• **Given data**

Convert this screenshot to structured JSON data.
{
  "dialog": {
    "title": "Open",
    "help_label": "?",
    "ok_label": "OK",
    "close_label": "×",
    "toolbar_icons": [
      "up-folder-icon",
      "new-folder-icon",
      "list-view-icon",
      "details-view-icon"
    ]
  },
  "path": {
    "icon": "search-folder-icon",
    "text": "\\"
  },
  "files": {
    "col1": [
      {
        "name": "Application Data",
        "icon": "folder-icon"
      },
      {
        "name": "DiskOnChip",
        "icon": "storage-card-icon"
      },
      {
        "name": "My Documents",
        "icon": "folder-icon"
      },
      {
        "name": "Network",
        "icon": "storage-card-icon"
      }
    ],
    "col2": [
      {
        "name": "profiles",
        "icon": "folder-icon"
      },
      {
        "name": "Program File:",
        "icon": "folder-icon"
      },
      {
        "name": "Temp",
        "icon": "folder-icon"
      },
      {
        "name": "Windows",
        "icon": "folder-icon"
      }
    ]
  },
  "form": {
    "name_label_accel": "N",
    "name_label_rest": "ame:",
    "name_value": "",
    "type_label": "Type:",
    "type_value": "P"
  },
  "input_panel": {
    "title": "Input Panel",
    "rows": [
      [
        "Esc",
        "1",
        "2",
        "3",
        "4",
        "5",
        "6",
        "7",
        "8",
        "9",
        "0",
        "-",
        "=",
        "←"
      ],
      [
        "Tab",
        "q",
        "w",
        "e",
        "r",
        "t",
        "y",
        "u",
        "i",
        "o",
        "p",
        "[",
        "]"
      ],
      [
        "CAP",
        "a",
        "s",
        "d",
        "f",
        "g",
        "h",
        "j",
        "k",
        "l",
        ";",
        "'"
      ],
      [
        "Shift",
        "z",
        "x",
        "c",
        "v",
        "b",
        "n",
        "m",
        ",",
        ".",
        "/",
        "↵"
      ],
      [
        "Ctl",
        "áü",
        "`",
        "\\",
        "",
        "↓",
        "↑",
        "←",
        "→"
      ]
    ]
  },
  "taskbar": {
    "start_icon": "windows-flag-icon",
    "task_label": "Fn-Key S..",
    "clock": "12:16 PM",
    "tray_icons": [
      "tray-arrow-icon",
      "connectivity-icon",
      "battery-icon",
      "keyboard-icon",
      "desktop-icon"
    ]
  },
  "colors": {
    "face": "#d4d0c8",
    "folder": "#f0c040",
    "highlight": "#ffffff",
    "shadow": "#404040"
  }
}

---

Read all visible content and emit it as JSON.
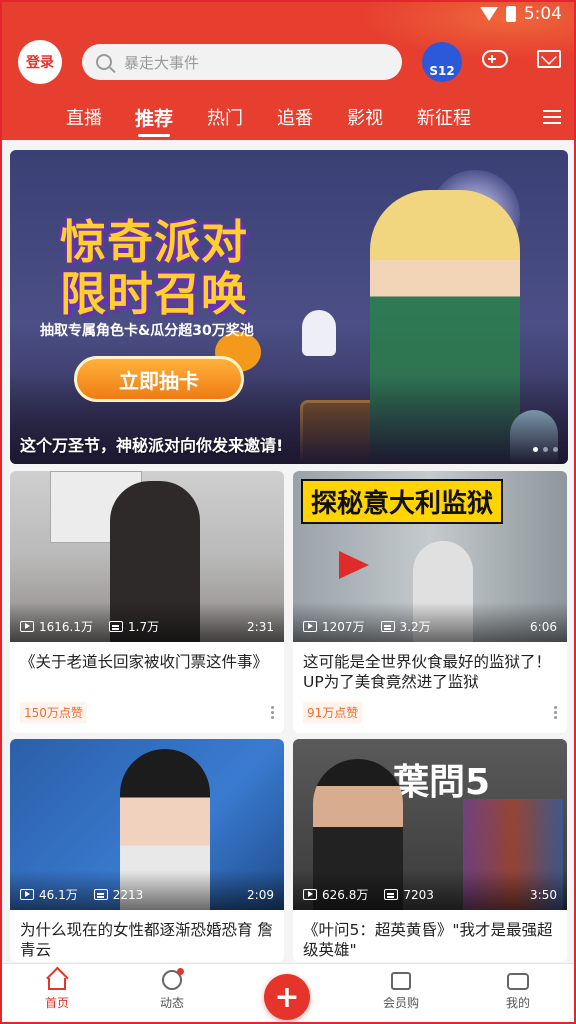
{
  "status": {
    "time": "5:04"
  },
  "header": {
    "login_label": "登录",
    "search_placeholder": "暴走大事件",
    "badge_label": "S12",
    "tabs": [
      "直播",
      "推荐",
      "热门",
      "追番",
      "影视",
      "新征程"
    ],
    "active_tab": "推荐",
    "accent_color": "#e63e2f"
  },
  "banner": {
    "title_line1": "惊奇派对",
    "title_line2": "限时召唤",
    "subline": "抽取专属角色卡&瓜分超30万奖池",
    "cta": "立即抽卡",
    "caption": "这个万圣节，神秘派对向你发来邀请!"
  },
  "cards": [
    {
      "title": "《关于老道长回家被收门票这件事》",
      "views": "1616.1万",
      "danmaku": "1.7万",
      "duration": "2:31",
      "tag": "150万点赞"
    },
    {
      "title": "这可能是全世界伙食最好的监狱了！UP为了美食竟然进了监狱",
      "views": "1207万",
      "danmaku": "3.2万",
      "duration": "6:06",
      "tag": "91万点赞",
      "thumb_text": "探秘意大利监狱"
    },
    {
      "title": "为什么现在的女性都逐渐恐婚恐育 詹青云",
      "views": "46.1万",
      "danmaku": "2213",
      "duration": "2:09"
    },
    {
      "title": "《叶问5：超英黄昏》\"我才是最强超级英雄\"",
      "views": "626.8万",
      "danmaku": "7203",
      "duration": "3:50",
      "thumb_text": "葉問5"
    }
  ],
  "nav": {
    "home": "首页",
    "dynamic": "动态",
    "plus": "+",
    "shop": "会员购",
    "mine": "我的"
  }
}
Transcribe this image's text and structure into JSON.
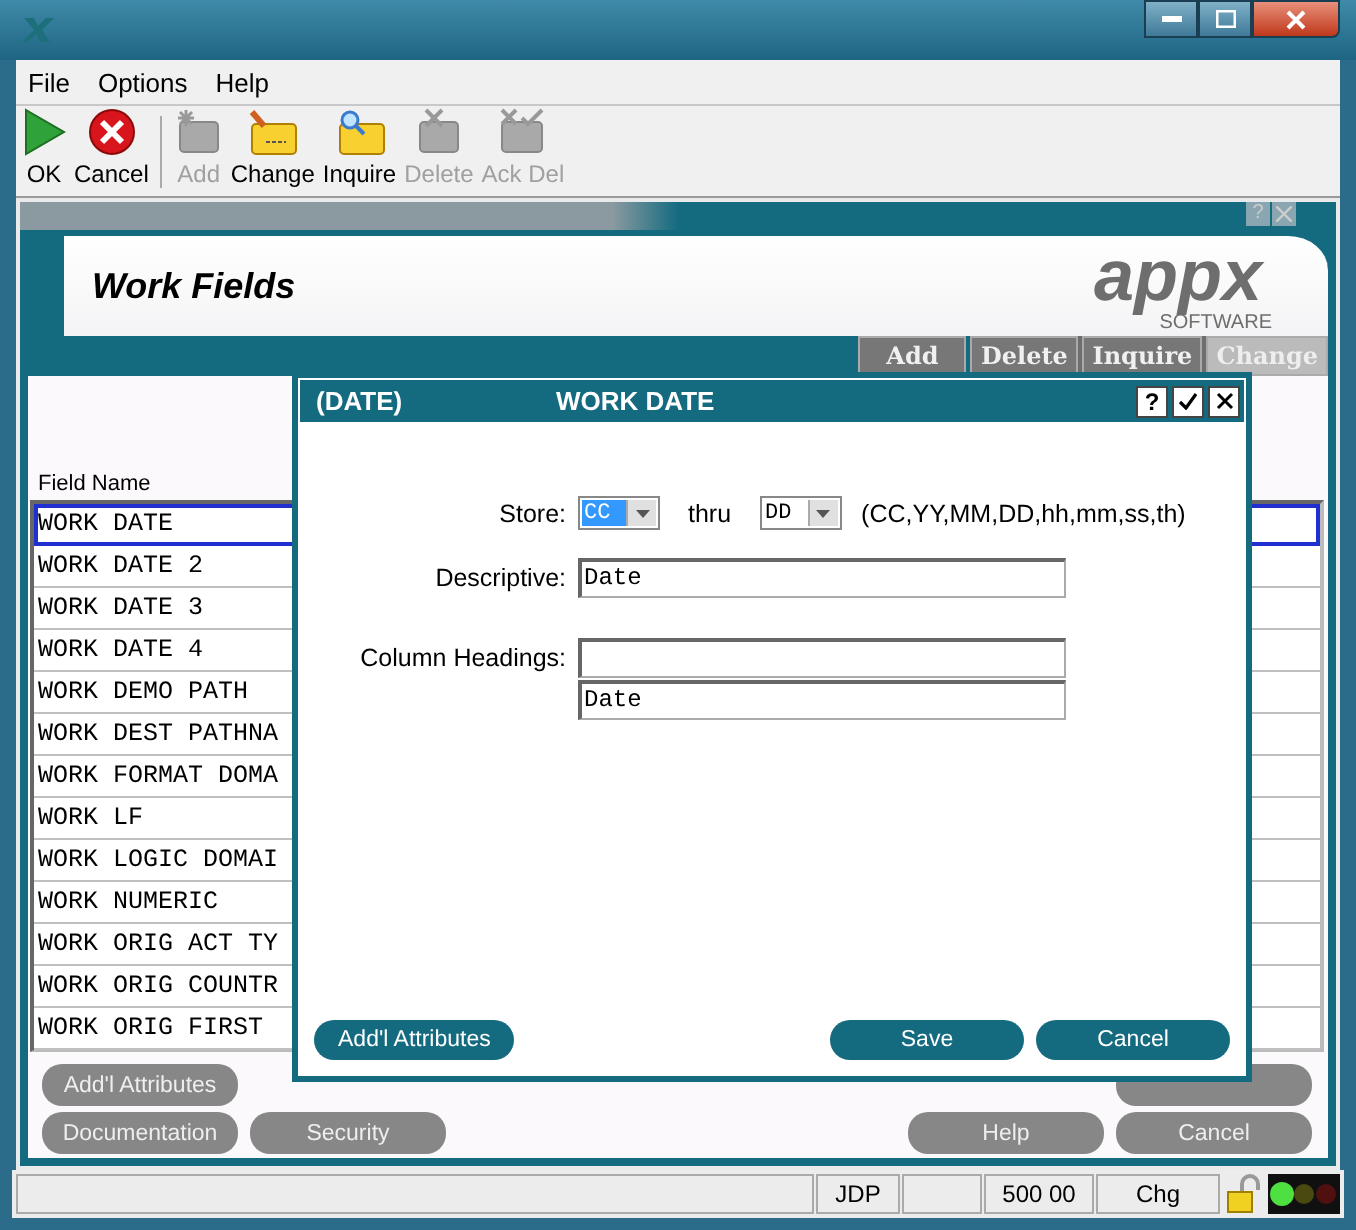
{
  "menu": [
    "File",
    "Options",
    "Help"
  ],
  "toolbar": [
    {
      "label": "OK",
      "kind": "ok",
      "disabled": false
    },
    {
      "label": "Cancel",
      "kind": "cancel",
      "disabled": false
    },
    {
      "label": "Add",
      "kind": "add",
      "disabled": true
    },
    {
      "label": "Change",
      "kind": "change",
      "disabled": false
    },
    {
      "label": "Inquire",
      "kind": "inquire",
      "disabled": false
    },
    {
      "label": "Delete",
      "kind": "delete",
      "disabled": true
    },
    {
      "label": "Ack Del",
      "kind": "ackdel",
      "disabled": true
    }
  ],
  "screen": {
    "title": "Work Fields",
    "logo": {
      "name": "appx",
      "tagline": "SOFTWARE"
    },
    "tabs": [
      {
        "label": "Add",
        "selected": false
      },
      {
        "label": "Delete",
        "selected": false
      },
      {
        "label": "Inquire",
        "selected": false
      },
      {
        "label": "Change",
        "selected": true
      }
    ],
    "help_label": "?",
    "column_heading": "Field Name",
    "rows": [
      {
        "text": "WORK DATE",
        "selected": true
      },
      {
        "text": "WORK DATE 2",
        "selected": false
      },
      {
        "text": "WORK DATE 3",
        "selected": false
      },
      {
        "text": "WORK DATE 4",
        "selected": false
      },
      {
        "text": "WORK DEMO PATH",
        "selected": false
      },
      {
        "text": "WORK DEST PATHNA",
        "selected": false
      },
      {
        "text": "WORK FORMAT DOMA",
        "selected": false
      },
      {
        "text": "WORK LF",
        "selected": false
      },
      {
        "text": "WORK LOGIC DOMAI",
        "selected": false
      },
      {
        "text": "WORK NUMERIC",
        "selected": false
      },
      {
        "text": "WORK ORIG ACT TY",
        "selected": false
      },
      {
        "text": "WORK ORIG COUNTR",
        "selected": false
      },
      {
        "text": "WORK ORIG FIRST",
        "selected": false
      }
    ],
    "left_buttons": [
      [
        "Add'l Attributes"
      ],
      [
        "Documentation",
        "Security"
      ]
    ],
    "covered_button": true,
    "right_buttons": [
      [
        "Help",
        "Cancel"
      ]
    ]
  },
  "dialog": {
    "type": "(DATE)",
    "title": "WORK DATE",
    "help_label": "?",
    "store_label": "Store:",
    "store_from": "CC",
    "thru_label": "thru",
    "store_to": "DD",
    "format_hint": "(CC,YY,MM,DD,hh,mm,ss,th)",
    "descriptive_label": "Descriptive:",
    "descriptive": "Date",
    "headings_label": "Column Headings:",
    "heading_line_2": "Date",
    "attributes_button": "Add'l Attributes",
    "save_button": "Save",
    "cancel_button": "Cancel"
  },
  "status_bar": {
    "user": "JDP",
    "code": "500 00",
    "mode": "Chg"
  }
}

• **Short problem**
Pick out all the lines with the word "danmaku" in them and copy them.

• **Reply to the exercise**
      "danmaku": "1.7万",
      "danmaku": "3.2万",
      "danmaku": "2213",
      "danmaku": "7203",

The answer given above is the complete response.